• What you are asked to do: Each line that holds the word "personnels" is to be identified and copied.

• Listed records:
[start]

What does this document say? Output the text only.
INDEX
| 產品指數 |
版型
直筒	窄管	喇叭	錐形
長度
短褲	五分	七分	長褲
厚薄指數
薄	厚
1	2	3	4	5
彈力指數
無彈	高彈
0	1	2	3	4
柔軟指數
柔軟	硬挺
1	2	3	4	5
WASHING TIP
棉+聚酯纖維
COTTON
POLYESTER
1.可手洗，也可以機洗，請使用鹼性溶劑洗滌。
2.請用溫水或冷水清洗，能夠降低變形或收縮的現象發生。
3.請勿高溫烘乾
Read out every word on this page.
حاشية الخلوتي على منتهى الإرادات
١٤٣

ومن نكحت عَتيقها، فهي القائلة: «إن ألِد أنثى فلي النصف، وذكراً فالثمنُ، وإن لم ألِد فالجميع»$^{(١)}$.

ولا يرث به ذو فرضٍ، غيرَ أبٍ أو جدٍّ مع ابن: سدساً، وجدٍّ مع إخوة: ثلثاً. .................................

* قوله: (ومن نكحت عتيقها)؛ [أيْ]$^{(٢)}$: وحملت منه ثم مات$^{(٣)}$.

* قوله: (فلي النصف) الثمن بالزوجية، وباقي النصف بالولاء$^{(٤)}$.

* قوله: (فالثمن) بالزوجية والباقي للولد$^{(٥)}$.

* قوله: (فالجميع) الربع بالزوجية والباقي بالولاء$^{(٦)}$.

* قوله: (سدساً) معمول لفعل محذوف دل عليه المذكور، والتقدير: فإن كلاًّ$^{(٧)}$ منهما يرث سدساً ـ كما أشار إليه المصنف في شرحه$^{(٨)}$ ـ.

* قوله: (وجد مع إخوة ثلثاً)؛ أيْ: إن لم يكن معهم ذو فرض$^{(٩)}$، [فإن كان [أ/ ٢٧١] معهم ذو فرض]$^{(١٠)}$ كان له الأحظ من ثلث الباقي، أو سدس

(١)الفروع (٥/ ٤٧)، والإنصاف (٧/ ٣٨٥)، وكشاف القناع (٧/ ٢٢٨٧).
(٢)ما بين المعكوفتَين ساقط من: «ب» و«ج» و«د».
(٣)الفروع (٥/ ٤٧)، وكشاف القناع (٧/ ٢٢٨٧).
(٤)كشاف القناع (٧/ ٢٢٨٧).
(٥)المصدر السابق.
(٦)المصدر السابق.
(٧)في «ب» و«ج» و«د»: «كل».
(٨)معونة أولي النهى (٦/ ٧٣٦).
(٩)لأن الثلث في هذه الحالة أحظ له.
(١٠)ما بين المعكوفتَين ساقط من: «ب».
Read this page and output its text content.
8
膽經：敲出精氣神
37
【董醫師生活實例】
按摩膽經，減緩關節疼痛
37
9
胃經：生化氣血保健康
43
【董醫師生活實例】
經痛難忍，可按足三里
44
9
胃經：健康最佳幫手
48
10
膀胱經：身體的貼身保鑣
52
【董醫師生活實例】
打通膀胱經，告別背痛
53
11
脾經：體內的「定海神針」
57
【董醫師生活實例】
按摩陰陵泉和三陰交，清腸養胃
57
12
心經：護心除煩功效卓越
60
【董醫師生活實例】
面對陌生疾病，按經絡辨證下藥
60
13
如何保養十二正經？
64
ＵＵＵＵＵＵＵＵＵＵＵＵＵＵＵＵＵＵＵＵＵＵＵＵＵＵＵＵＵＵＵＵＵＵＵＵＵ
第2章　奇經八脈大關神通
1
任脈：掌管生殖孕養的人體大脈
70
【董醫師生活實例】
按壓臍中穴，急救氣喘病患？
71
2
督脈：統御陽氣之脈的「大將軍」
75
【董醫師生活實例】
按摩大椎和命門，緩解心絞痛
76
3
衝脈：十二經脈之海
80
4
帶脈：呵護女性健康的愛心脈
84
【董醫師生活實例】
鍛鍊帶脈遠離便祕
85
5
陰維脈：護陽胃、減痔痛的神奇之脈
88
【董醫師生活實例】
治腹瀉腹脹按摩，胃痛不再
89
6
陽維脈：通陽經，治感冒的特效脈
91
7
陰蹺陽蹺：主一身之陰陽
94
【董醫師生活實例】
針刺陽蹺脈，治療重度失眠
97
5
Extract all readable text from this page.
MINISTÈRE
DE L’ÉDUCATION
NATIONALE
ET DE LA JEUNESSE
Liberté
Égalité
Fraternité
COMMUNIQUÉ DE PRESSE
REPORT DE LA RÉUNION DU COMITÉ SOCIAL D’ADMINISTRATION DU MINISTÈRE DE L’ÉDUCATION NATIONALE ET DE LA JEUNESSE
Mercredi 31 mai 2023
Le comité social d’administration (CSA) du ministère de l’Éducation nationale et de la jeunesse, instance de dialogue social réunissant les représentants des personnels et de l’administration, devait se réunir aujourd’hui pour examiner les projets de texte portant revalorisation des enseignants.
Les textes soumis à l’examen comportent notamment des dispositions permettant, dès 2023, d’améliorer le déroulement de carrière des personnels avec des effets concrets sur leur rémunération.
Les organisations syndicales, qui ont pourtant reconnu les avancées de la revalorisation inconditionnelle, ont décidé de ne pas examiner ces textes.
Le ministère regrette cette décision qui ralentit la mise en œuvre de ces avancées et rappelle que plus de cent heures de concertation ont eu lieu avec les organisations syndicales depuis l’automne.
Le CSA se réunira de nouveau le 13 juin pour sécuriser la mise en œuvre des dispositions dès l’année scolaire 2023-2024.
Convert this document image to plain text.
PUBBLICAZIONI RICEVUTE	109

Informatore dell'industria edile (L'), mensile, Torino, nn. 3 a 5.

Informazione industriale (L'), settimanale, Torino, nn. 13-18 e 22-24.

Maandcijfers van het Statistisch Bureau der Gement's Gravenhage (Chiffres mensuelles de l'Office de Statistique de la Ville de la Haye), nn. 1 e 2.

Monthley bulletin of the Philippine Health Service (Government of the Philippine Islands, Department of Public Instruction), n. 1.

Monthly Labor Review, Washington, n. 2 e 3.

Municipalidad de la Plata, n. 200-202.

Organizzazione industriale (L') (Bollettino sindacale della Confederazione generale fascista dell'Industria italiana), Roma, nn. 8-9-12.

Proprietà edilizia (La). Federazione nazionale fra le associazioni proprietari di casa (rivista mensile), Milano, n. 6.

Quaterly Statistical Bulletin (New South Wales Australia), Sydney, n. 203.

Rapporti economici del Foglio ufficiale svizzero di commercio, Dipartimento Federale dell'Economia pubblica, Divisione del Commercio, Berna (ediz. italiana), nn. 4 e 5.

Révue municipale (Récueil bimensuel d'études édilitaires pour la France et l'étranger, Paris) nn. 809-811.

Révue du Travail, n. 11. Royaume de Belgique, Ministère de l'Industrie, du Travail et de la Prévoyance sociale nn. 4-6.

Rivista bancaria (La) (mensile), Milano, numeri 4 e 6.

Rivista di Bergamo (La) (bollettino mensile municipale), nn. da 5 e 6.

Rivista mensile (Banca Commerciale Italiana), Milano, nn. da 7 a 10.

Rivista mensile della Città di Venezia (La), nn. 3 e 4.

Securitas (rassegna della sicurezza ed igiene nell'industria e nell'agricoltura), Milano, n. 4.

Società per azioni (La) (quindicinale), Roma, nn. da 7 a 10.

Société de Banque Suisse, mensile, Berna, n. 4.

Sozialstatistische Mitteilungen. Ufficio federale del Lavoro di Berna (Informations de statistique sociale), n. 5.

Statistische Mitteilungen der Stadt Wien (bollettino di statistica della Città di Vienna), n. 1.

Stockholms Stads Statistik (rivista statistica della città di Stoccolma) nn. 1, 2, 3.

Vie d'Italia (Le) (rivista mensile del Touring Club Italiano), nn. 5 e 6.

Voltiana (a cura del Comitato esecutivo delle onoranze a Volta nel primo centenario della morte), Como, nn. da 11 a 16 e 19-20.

[end]

• Written solution:
Le comité social d’administration (CSA) du ministère de l’Éducation nationale et de la jeunesse, instance de dialogue social réunissant les représentants des personnels et de l’administration, devait se réunir aujourd’hui pour examiner les projets de texte portant revalorisation des enseignants.
Les textes soumis à l’examen comportent notamment des dispositions permettant, dès 2023, d’améliorer le déroulement de carrière des personnels avec des effets concrets sur leur rémunération.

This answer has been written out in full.